_Stored rows:_
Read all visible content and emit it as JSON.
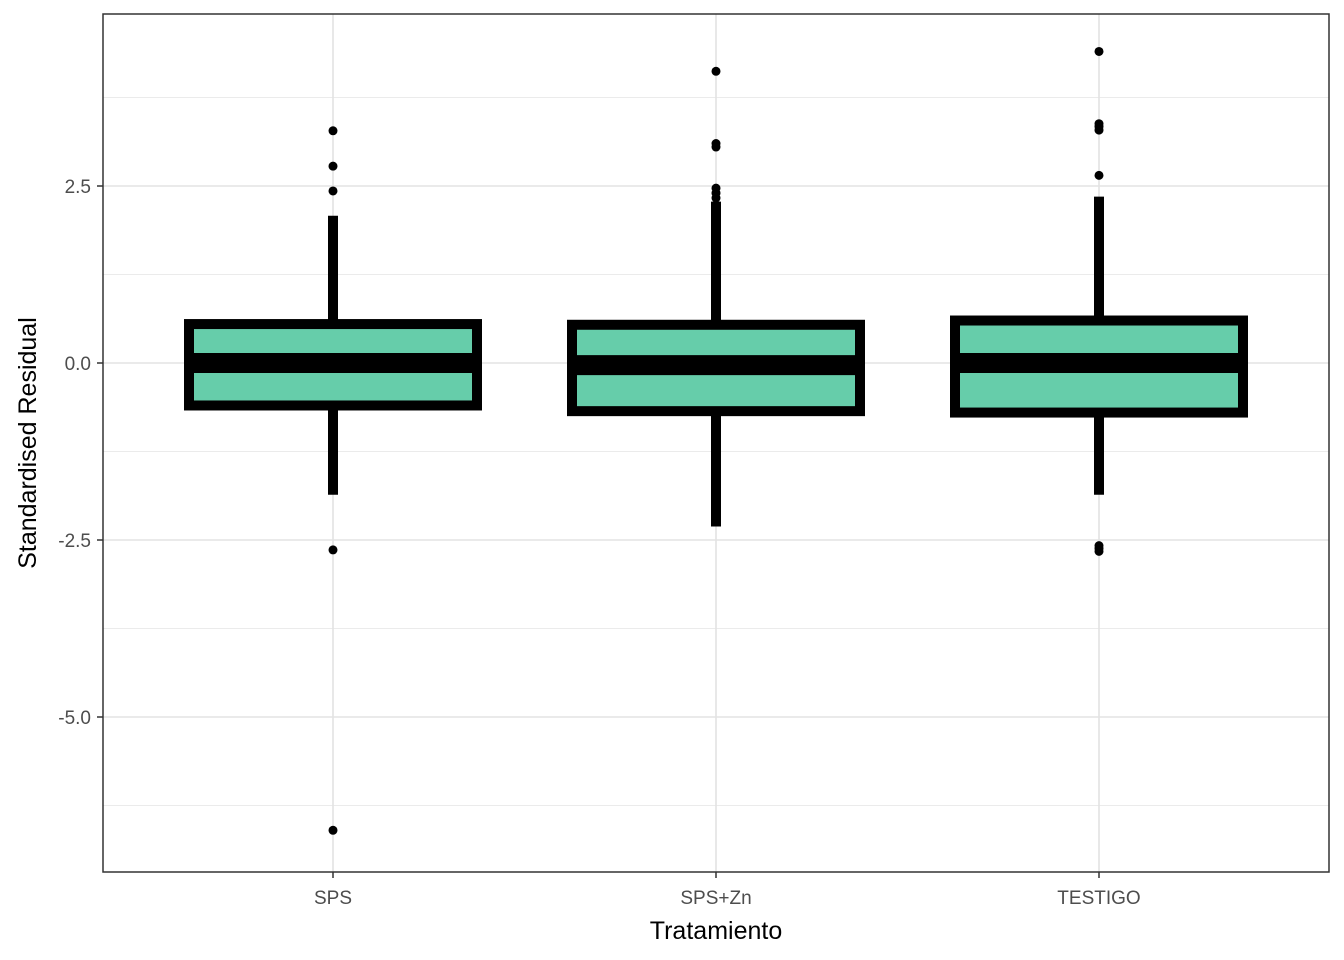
{
  "chart_data": {
    "type": "boxplot",
    "xlabel": "Tratamiento",
    "ylabel": "Standardised Residual",
    "categories": [
      "SPS",
      "SPS+Zn",
      "TESTIGO"
    ],
    "y_ticks": [
      -5.0,
      -2.5,
      0.0,
      2.5
    ],
    "y_tick_labels": [
      "-5.0",
      "-2.5",
      "0.0",
      "2.5"
    ],
    "ylim": [
      -7.1,
      5.0
    ],
    "grid": true,
    "fill_color": "#66cdaa",
    "line_color": "#000000",
    "boxes": [
      {
        "category": "SPS",
        "lower_whisker": -1.86,
        "q1": -0.6,
        "median": 0.0,
        "q3": 0.55,
        "upper_whisker": 2.08,
        "outliers": [
          3.28,
          2.78,
          2.43,
          -2.64,
          -6.6
        ]
      },
      {
        "category": "SPS+Zn",
        "lower_whisker": -2.31,
        "q1": -0.68,
        "median": -0.03,
        "q3": 0.54,
        "upper_whisker": 2.28,
        "outliers": [
          4.12,
          3.1,
          3.05,
          2.47,
          2.4,
          2.33
        ]
      },
      {
        "category": "TESTIGO",
        "lower_whisker": -1.86,
        "q1": -0.7,
        "median": 0.0,
        "q3": 0.6,
        "upper_whisker": 2.35,
        "outliers": [
          4.4,
          3.38,
          3.34,
          3.29,
          2.65,
          -2.58,
          -2.62,
          -2.66
        ]
      }
    ]
  }
}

_To be done:_ Reproduce the data verbatim. Do not carry any picture into the copy.

_Exercise output:_
Read all visible content and emit it as JSON.
{
  "chart_data": {
    "type": "boxplot",
    "xlabel": "Tratamiento",
    "ylabel": "Standardised Residual",
    "categories": [
      "SPS",
      "SPS+Zn",
      "TESTIGO"
    ],
    "y_ticks": [
      -5.0,
      -2.5,
      0.0,
      2.5
    ],
    "y_tick_labels": [
      "-5.0",
      "-2.5",
      "0.0",
      "2.5"
    ],
    "ylim": [
      -7.1,
      5.0
    ],
    "grid": true,
    "fill_color": "#66cdaa",
    "line_color": "#000000",
    "boxes": [
      {
        "category": "SPS",
        "lower_whisker": -1.86,
        "q1": -0.6,
        "median": 0.0,
        "q3": 0.55,
        "upper_whisker": 2.08,
        "outliers": [
          3.28,
          2.78,
          2.43,
          -2.64,
          -6.6
        ]
      },
      {
        "category": "SPS+Zn",
        "lower_whisker": -2.31,
        "q1": -0.68,
        "median": -0.03,
        "q3": 0.54,
        "upper_whisker": 2.28,
        "outliers": [
          4.12,
          3.1,
          3.05,
          2.47,
          2.4,
          2.33
        ]
      },
      {
        "category": "TESTIGO",
        "lower_whisker": -1.86,
        "q1": -0.7,
        "median": 0.0,
        "q3": 0.6,
        "upper_whisker": 2.35,
        "outliers": [
          4.4,
          3.38,
          3.34,
          3.29,
          2.65,
          -2.58,
          -2.62,
          -2.66
        ]
      }
    ]
  }
}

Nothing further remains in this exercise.